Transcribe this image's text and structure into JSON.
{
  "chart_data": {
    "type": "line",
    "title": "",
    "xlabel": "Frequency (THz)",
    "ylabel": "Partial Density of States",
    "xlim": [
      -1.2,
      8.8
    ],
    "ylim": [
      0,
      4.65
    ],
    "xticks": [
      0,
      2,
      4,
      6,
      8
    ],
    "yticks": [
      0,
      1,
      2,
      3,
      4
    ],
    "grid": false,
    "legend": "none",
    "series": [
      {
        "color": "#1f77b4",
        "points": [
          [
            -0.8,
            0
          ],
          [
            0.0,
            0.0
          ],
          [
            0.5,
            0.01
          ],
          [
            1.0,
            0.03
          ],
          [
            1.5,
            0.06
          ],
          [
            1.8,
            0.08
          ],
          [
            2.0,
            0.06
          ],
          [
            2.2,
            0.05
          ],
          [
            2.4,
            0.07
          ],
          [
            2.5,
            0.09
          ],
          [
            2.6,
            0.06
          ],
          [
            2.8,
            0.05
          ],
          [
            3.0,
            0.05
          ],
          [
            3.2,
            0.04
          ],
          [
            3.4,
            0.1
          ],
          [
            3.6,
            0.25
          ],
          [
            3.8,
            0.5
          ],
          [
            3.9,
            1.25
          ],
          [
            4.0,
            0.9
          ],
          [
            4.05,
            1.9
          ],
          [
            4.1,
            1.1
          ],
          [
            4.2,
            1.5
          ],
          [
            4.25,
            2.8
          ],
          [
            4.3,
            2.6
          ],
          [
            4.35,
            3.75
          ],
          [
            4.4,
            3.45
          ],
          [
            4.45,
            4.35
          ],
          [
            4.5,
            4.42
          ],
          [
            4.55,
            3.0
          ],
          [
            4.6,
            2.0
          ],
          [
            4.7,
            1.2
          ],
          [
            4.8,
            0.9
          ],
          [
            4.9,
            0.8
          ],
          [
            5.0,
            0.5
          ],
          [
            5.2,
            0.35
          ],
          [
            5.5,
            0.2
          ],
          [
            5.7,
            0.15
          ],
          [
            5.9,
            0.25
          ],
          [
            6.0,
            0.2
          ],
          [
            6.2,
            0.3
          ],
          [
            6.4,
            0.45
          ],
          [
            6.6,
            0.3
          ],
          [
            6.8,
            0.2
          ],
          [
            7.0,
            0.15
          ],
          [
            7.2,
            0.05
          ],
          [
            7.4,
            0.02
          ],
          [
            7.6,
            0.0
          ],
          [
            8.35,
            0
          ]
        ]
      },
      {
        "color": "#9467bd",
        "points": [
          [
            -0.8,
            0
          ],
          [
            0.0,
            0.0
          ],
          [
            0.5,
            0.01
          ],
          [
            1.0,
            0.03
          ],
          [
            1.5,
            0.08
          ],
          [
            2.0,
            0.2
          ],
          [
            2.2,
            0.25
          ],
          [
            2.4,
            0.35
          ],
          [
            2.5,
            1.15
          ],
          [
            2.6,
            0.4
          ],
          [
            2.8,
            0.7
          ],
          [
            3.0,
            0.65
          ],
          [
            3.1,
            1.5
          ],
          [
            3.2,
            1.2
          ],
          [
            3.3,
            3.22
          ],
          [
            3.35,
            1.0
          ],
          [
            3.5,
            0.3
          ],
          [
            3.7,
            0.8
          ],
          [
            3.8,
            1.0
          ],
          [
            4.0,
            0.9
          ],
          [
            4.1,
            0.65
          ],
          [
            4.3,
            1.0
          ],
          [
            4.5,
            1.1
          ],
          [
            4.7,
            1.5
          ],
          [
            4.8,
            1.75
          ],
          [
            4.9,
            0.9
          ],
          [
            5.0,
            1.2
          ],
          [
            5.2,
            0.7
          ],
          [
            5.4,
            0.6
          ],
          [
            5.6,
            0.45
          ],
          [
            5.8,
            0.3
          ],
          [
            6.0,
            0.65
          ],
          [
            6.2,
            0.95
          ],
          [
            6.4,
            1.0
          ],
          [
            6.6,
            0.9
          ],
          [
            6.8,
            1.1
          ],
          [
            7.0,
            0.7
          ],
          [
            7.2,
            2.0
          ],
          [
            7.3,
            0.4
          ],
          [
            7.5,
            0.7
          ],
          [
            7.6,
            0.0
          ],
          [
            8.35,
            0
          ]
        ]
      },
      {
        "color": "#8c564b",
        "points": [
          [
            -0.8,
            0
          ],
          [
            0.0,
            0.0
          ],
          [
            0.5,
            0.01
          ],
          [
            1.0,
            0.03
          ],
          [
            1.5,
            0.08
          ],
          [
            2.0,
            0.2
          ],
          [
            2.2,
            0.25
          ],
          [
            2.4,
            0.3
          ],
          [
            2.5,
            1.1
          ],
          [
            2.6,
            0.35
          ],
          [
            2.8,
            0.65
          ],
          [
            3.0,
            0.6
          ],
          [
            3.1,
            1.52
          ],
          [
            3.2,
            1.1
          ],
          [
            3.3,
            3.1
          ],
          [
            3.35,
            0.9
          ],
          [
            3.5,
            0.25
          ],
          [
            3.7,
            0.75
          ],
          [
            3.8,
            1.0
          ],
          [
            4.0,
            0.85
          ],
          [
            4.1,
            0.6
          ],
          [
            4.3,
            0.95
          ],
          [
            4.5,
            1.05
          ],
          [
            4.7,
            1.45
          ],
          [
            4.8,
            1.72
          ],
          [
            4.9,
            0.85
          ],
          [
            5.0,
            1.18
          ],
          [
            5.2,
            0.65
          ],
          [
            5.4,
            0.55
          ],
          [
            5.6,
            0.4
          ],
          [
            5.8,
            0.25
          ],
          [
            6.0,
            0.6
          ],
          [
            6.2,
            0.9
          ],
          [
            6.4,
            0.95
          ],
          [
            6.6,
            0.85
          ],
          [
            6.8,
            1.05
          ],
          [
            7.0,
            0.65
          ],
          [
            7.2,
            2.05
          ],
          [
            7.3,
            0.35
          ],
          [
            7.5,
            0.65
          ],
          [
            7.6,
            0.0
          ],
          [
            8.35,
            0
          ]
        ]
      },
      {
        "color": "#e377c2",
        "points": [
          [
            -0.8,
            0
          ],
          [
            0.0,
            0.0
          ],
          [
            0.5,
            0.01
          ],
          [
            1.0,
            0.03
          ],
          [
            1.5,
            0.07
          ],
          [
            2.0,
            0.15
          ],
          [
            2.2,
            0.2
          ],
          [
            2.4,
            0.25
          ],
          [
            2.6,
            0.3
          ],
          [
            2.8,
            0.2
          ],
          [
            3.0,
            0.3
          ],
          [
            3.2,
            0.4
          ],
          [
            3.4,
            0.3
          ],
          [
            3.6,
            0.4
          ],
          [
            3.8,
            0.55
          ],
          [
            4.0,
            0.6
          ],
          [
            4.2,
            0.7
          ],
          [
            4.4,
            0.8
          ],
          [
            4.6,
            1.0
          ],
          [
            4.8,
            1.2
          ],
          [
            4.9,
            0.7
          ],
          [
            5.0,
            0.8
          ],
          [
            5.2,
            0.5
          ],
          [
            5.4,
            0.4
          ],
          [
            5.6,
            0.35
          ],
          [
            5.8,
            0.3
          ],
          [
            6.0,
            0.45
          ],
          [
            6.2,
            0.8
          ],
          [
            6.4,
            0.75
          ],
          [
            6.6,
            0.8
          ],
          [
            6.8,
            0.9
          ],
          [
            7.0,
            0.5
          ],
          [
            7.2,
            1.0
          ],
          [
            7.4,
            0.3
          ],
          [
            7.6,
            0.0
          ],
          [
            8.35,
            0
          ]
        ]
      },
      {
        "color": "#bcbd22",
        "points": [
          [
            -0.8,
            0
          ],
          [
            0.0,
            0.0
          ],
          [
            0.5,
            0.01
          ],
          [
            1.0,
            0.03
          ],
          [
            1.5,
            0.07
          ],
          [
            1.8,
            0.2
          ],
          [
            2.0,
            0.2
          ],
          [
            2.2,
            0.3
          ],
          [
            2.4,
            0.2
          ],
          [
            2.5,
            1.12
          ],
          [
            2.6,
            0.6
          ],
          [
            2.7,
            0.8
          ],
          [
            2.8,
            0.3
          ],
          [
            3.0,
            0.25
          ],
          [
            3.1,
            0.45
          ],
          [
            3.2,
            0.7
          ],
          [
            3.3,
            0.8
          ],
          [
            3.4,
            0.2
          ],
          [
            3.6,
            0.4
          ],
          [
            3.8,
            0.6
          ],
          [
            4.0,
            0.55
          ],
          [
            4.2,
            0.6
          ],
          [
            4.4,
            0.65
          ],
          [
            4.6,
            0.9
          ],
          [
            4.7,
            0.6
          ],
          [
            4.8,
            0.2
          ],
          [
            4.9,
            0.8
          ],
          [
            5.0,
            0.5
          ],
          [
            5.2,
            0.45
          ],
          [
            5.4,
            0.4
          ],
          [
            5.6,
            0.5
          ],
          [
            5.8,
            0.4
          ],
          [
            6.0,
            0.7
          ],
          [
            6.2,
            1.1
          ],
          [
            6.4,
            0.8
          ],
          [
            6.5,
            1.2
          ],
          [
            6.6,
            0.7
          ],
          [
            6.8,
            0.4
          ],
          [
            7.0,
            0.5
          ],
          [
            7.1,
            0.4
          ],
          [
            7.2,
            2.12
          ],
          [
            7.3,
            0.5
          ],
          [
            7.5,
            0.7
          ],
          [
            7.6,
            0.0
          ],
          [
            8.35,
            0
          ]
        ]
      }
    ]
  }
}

*Exercise details*:
State the count of lines in the data holding the word "color", adding nothing to it.

*Correct result*:
5